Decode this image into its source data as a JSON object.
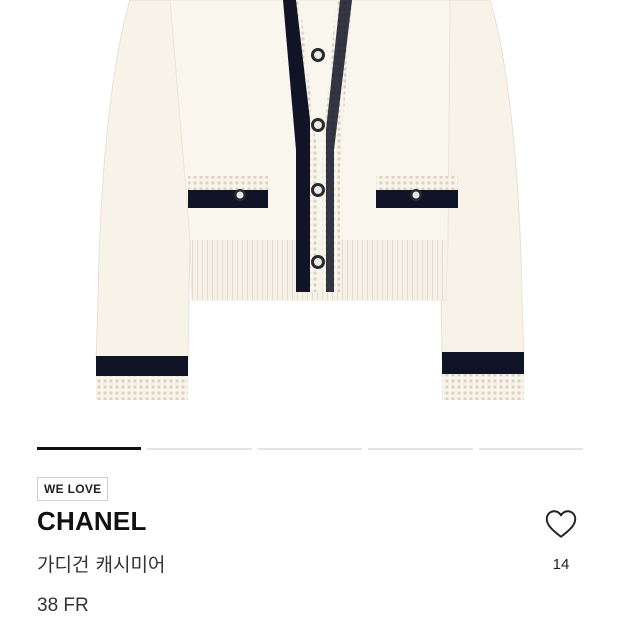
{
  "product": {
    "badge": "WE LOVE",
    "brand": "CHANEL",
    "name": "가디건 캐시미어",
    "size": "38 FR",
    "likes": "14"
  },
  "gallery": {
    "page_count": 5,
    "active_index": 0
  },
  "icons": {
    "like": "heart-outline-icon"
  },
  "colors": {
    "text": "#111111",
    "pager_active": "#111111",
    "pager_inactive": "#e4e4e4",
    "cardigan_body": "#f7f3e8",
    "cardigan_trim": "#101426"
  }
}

----------------

**What this task involves**
Repeat the data exactly, without the pictures.

**Finished task**
Decode this image into its source data as a JSON object.
{
  "product": {
    "badge": "WE LOVE",
    "brand": "CHANEL",
    "name": "가디건 캐시미어",
    "size": "38 FR",
    "likes": "14"
  },
  "gallery": {
    "page_count": 5,
    "active_index": 0
  },
  "icons": {
    "like": "heart-outline-icon"
  },
  "colors": {
    "text": "#111111",
    "pager_active": "#111111",
    "pager_inactive": "#e4e4e4",
    "cardigan_body": "#f7f3e8",
    "cardigan_trim": "#101426"
  }
}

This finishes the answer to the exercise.